** Dataset excerpts **
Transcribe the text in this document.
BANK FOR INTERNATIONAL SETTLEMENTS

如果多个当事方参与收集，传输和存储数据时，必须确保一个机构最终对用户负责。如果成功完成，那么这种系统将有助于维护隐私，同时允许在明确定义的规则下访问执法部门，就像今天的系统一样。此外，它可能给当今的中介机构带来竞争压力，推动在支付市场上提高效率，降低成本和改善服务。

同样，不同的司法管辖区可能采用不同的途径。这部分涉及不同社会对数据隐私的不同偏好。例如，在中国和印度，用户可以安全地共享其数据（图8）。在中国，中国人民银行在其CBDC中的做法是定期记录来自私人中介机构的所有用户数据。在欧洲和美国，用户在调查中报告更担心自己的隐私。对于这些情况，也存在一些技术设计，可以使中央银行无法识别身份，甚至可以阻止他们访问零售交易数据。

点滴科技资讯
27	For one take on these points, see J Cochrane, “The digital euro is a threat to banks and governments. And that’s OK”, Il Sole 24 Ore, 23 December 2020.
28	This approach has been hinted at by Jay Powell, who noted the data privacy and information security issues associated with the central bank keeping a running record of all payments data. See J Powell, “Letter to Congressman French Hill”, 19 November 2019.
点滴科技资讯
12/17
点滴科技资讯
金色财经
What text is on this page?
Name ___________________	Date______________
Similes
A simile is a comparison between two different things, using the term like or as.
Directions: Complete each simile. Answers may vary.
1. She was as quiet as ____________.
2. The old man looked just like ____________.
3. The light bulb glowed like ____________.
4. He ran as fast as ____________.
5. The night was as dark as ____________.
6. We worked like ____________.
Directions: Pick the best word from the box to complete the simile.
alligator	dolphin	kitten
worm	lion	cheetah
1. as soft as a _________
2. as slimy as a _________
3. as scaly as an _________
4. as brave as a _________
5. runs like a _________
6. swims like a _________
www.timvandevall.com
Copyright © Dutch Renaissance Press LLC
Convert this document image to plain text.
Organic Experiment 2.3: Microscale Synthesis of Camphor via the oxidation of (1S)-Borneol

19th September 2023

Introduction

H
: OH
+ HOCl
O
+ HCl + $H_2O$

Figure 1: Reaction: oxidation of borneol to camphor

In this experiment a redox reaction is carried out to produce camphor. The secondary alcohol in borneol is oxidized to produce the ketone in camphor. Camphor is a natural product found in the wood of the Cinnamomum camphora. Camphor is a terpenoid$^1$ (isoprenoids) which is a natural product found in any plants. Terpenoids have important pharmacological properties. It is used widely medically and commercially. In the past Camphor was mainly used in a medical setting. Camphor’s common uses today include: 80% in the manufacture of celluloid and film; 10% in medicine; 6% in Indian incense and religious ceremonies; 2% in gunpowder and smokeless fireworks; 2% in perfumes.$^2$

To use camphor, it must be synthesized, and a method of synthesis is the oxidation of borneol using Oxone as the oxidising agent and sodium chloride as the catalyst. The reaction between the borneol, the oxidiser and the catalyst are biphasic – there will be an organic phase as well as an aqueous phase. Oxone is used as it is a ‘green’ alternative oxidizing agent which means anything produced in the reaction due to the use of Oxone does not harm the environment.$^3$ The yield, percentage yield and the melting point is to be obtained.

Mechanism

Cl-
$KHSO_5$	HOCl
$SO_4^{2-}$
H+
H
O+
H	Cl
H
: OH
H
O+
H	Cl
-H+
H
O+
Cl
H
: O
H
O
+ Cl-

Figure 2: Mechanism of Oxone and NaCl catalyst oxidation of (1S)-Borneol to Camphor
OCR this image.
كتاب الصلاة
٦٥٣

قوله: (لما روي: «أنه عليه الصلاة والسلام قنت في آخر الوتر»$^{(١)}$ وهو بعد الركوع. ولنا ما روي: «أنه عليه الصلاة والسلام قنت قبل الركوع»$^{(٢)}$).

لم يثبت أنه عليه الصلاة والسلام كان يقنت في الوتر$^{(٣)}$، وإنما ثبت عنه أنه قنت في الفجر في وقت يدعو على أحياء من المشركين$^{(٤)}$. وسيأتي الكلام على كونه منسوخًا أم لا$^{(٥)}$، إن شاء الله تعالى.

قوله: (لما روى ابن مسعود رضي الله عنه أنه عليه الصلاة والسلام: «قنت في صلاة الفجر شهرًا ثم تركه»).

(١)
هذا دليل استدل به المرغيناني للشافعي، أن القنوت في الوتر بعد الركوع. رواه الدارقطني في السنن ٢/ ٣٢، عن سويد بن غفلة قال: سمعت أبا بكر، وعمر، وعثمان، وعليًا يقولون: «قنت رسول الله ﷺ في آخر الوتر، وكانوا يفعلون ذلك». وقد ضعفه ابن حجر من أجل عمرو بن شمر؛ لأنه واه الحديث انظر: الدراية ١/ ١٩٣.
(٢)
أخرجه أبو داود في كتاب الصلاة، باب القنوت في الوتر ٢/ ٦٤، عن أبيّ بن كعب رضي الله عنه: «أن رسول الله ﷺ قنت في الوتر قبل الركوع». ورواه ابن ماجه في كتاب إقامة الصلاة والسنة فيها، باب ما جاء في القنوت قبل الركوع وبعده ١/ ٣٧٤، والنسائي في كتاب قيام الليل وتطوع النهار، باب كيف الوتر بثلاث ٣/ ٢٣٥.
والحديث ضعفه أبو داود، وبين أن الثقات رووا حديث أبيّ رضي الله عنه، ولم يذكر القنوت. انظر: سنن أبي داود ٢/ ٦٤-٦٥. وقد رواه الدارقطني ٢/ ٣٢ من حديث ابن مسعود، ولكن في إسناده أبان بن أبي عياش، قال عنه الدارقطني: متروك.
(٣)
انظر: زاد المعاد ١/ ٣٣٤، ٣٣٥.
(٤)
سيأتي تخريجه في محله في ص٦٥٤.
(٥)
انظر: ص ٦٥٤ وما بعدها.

** What is needed **
Give an exact copy of all the data shown above.

** Result below **
Transcribe the text in this document.
BANK FOR INTERNATIONAL SETTLEMENTS

如果多个当事方参与收集，传输和存储数据时，必须确保一个机构最终对用户负责。如果成功完成，那么这种系统将有助于维护隐私，同时允许在明确定义的规则下访问执法部门，就像今天的系统一样。此外，它可能给当今的中介机构带来竞争压力，推动在支付市场上提高效率，降低成本和改善服务。

同样，不同的司法管辖区可能采用不同的途径。这部分涉及不同社会对数据隐私的不同偏好。例如，在中国和印度，用户可以安全地共享其数据（图8）。在中国，中国人民银行在其CBDC中的做法是定期记录来自私人中介机构的所有用户数据。在欧洲和美国，用户在调查中报告更担心自己的隐私。对于这些情况，也存在一些技术设计，可以使中央银行无法识别身份，甚至可以阻止他们访问零售交易数据。

点滴科技资讯
27	For one take on these points, see J Cochrane, “The digital euro is a threat to banks and governments. And that’s OK”, Il Sole 24 Ore, 23 December 2020.
28	This approach has been hinted at by Jay Powell, who noted the data privacy and information security issues associated with the central bank keeping a running record of all payments data. See J Powell, “Letter to Congressman French Hill”, 19 November 2019.
点滴科技资讯
12/17
点滴科技资讯
金色财经
What text is on this page?
Name ___________________	Date______________
Similes
A simile is a comparison between two different things, using the term like or as.
Directions: Complete each simile. Answers may vary.
1. She was as quiet as ____________.
2. The old man looked just like ____________.
3. The light bulb glowed like ____________.
4. He ran as fast as ____________.
5. The night was as dark as ____________.
6. We worked like ____________.
Directions: Pick the best word from the box to complete the simile.
alligator	dolphin	kitten
worm	lion	cheetah
1. as soft as a _________
2. as slimy as a _________
3. as scaly as an _________
4. as brave as a _________
5. runs like a _________
6. swims like a _________
www.timvandevall.com
Copyright © Dutch Renaissance Press LLC
Convert this document image to plain text.
Organic Experiment 2.3: Microscale Synthesis of Camphor via the oxidation of (1S)-Borneol

19th September 2023

Introduction

H
: OH
+ HOCl
O
+ HCl + $H_2O$

Figure 1: Reaction: oxidation of borneol to camphor

In this experiment a redox reaction is carried out to produce camphor. The secondary alcohol in borneol is oxidized to produce the ketone in camphor. Camphor is a natural product found in the wood of the Cinnamomum camphora. Camphor is a terpenoid$^1$ (isoprenoids) which is a natural product found in any plants. Terpenoids have important pharmacological properties. It is used widely medically and commercially. In the past Camphor was mainly used in a medical setting. Camphor’s common uses today include: 80% in the manufacture of celluloid and film; 10% in medicine; 6% in Indian incense and religious ceremonies; 2% in gunpowder and smokeless fireworks; 2% in perfumes.$^2$

To use camphor, it must be synthesized, and a method of synthesis is the oxidation of borneol using Oxone as the oxidising agent and sodium chloride as the catalyst. The reaction between the borneol, the oxidiser and the catalyst are biphasic – there will be an organic phase as well as an aqueous phase. Oxone is used as it is a ‘green’ alternative oxidizing agent which means anything produced in the reaction due to the use of Oxone does not harm the environment.$^3$ The yield, percentage yield and the melting point is to be obtained.

Mechanism

Cl-
$KHSO_5$	HOCl
$SO_4^{2-}$
H+
H
O+
H	Cl
H
: OH
H
O+
H	Cl
-H+
H
O+
Cl
H
: O
H
O
+ Cl-

Figure 2: Mechanism of Oxone and NaCl catalyst oxidation of (1S)-Borneol to Camphor
OCR this image.
كتاب الصلاة
٦٥٣

قوله: (لما روي: «أنه عليه الصلاة والسلام قنت في آخر الوتر»$^{(١)}$ وهو بعد الركوع. ولنا ما روي: «أنه عليه الصلاة والسلام قنت قبل الركوع»$^{(٢)}$).

لم يثبت أنه عليه الصلاة والسلام كان يقنت في الوتر$^{(٣)}$، وإنما ثبت عنه أنه قنت في الفجر في وقت يدعو على أحياء من المشركين$^{(٤)}$. وسيأتي الكلام على كونه منسوخًا أم لا$^{(٥)}$، إن شاء الله تعالى.

قوله: (لما روى ابن مسعود رضي الله عنه أنه عليه الصلاة والسلام: «قنت في صلاة الفجر شهرًا ثم تركه»).

(١)
هذا دليل استدل به المرغيناني للشافعي، أن القنوت في الوتر بعد الركوع. رواه الدارقطني في السنن ٢/ ٣٢، عن سويد بن غفلة قال: سمعت أبا بكر، وعمر، وعثمان، وعليًا يقولون: «قنت رسول الله ﷺ في آخر الوتر، وكانوا يفعلون ذلك». وقد ضعفه ابن حجر من أجل عمرو بن شمر؛ لأنه واه الحديث انظر: الدراية ١/ ١٩٣.
(٢)
أخرجه أبو داود في كتاب الصلاة، باب القنوت في الوتر ٢/ ٦٤، عن أبيّ بن كعب رضي الله عنه: «أن رسول الله ﷺ قنت في الوتر قبل الركوع». ورواه ابن ماجه في كتاب إقامة الصلاة والسنة فيها، باب ما جاء في القنوت قبل الركوع وبعده ١/ ٣٧٤، والنسائي في كتاب قيام الليل وتطوع النهار، باب كيف الوتر بثلاث ٣/ ٢٣٥.
والحديث ضعفه أبو داود، وبين أن الثقات رووا حديث أبيّ رضي الله عنه، ولم يذكر القنوت. انظر: سنن أبي داود ٢/ ٦٤-٦٥. وقد رواه الدارقطني ٢/ ٣٢ من حديث ابن مسعود، ولكن في إسناده أبان بن أبي عياش، قال عنه الدارقطني: متروك.
(٣)
انظر: زاد المعاد ١/ ٣٣٤، ٣٣٥.
(٤)
سيأتي تخريجه في محله في ص٦٥٤.
(٥)
انظر: ص ٦٥٤ وما بعدها.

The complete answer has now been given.